[Figure record listings]
_ _ _ _
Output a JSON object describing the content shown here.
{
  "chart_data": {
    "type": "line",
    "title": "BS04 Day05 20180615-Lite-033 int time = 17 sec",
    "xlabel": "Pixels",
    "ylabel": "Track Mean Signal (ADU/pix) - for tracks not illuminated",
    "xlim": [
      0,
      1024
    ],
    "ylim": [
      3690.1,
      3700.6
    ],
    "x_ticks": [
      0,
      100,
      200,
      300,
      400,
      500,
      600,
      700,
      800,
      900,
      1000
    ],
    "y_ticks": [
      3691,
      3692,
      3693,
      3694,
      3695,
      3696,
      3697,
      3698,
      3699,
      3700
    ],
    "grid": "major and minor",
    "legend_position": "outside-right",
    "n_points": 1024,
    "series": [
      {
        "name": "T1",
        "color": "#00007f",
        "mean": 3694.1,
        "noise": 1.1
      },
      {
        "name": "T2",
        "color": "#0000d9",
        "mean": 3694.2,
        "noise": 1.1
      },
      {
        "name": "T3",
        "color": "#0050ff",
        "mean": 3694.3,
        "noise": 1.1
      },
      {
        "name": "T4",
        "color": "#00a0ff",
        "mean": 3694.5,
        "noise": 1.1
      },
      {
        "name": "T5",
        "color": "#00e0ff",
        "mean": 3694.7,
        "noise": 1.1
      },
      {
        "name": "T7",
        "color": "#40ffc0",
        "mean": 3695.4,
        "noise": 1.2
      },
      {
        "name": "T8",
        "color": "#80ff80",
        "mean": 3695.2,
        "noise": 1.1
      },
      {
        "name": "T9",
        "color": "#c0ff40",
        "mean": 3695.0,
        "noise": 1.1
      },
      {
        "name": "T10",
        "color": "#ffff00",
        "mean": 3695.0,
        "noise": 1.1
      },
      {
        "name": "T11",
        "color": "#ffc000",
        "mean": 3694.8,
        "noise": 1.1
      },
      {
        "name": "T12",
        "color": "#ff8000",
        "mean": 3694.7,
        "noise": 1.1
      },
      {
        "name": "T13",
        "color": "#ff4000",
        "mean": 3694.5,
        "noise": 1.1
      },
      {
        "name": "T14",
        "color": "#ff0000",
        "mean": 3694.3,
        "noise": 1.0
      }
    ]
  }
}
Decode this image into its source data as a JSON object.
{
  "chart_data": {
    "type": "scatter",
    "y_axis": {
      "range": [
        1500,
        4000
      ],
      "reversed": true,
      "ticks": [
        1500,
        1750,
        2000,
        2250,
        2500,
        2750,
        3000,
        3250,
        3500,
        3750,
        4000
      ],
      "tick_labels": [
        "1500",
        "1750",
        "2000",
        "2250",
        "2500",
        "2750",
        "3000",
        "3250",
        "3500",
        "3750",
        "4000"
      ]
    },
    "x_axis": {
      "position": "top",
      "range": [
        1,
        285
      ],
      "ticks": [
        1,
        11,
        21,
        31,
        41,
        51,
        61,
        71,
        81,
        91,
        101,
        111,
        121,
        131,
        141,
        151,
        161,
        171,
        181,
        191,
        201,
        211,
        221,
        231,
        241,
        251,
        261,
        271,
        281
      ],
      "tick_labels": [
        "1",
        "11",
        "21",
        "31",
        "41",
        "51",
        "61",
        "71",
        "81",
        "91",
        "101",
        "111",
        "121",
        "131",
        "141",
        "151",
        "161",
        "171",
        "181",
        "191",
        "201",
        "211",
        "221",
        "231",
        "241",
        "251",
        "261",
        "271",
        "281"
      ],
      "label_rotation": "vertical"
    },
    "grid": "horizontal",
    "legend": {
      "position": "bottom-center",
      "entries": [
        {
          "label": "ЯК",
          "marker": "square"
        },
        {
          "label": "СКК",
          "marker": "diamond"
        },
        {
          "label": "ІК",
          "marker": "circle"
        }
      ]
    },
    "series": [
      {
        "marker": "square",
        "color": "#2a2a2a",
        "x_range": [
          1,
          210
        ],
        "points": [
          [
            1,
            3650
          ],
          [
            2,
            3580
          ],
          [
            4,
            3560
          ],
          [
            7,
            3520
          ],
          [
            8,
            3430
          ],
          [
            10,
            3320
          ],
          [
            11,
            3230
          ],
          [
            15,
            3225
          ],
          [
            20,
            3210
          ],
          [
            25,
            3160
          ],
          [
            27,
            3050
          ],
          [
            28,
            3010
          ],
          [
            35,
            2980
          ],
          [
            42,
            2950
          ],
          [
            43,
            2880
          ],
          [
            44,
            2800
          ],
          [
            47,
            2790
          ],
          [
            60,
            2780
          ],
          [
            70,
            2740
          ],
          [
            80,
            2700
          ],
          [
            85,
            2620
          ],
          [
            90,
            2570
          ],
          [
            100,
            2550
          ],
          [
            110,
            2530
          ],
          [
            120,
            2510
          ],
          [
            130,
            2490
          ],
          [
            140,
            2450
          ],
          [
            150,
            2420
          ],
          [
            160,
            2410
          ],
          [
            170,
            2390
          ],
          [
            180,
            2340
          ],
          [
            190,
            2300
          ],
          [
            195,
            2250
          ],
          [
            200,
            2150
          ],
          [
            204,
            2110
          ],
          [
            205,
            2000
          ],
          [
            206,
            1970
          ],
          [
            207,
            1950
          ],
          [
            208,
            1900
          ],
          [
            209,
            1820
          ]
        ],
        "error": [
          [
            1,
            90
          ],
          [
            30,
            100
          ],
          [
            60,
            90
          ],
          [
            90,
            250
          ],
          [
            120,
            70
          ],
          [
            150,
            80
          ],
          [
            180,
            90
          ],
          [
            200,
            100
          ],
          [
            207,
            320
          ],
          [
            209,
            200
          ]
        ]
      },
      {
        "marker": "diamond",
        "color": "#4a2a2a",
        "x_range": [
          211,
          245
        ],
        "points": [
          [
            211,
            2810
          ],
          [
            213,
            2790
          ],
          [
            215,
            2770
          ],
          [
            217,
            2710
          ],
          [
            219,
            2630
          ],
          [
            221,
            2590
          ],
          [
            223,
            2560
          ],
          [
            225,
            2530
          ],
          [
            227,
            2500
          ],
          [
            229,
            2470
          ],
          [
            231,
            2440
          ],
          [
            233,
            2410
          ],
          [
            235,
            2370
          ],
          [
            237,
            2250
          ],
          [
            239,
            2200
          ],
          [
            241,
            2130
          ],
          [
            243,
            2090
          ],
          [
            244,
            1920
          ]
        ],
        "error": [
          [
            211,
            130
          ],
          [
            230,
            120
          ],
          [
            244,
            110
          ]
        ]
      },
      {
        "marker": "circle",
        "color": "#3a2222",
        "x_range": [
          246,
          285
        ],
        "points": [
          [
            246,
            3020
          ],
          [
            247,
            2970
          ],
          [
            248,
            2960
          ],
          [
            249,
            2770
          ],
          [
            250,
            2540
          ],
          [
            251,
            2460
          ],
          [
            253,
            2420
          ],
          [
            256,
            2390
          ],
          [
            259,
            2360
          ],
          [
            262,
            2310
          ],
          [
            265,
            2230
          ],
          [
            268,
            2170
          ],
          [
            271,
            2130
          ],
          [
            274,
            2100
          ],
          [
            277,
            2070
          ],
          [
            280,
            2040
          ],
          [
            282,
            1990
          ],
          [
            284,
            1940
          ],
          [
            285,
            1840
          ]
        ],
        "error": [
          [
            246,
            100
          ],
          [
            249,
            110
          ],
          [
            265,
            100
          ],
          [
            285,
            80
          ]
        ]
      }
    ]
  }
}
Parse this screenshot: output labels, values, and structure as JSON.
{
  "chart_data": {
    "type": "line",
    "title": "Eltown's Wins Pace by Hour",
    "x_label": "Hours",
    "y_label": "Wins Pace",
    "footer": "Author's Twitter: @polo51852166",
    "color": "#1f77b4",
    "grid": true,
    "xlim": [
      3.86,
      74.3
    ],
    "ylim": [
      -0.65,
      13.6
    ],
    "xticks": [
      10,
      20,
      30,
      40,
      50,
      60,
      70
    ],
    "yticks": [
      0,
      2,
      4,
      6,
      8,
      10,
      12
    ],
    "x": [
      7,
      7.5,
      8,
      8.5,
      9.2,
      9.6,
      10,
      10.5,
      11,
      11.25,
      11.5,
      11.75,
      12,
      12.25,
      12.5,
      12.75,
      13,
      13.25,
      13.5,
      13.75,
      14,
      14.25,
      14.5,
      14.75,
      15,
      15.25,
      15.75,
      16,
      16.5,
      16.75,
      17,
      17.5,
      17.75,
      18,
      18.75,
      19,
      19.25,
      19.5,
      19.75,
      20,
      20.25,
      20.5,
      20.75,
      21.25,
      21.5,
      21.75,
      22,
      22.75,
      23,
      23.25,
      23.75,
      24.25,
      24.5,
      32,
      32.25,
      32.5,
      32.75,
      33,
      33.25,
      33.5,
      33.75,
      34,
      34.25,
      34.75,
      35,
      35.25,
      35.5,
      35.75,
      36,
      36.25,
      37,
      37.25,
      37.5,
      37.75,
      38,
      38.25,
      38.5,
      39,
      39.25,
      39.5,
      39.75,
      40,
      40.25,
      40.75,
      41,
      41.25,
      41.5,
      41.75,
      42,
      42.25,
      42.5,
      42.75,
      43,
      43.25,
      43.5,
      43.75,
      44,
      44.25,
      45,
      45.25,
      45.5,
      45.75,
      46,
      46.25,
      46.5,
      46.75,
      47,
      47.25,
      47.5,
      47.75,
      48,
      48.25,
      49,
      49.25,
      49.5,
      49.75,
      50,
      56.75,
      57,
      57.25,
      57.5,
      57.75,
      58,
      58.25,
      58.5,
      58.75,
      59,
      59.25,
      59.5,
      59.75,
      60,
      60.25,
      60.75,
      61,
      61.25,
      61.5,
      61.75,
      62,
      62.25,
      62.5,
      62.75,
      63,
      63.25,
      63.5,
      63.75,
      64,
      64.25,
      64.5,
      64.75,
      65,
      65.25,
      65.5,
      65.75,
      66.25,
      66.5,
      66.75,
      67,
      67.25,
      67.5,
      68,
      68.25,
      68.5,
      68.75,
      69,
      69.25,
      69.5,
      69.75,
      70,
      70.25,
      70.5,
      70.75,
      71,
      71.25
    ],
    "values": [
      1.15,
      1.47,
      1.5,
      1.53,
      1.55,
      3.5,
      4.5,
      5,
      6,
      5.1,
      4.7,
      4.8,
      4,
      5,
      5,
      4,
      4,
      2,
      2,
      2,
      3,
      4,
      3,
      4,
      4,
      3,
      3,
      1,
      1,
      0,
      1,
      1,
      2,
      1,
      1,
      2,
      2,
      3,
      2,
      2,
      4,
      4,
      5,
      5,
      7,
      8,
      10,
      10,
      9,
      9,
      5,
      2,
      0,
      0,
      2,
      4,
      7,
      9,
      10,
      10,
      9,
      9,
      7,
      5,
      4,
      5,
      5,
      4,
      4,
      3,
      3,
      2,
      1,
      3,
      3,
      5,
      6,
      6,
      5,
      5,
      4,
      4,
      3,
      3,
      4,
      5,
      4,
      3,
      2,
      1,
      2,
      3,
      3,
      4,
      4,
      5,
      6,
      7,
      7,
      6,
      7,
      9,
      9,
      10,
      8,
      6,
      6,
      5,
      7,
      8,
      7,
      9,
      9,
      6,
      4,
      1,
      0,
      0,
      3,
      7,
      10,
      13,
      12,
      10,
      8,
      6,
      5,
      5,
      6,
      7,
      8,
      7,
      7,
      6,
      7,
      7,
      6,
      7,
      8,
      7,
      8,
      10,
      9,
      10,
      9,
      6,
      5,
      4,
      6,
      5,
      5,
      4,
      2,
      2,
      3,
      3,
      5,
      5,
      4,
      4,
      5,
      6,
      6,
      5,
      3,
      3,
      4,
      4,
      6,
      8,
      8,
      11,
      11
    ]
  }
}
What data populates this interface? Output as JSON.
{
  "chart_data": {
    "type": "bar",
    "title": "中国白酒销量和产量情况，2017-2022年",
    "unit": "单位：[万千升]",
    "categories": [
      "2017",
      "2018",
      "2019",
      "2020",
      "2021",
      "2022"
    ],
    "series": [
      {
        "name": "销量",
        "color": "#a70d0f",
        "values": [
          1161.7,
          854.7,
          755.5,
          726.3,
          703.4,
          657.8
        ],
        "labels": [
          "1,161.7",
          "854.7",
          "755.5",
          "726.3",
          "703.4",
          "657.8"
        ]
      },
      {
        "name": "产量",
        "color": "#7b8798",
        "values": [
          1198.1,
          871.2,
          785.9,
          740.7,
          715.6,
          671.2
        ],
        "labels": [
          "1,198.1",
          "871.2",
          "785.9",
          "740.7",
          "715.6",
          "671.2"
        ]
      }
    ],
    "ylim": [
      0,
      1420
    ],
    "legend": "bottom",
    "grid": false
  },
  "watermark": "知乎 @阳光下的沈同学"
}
_ _ _ _
WRITTEN INSTRUCTION:
In the records above, find each line that holds the word "object"; copy all such lines.

FINAL RESULT:
Output a JSON object describing the content shown here.
Decode this image into its source data as a JSON object.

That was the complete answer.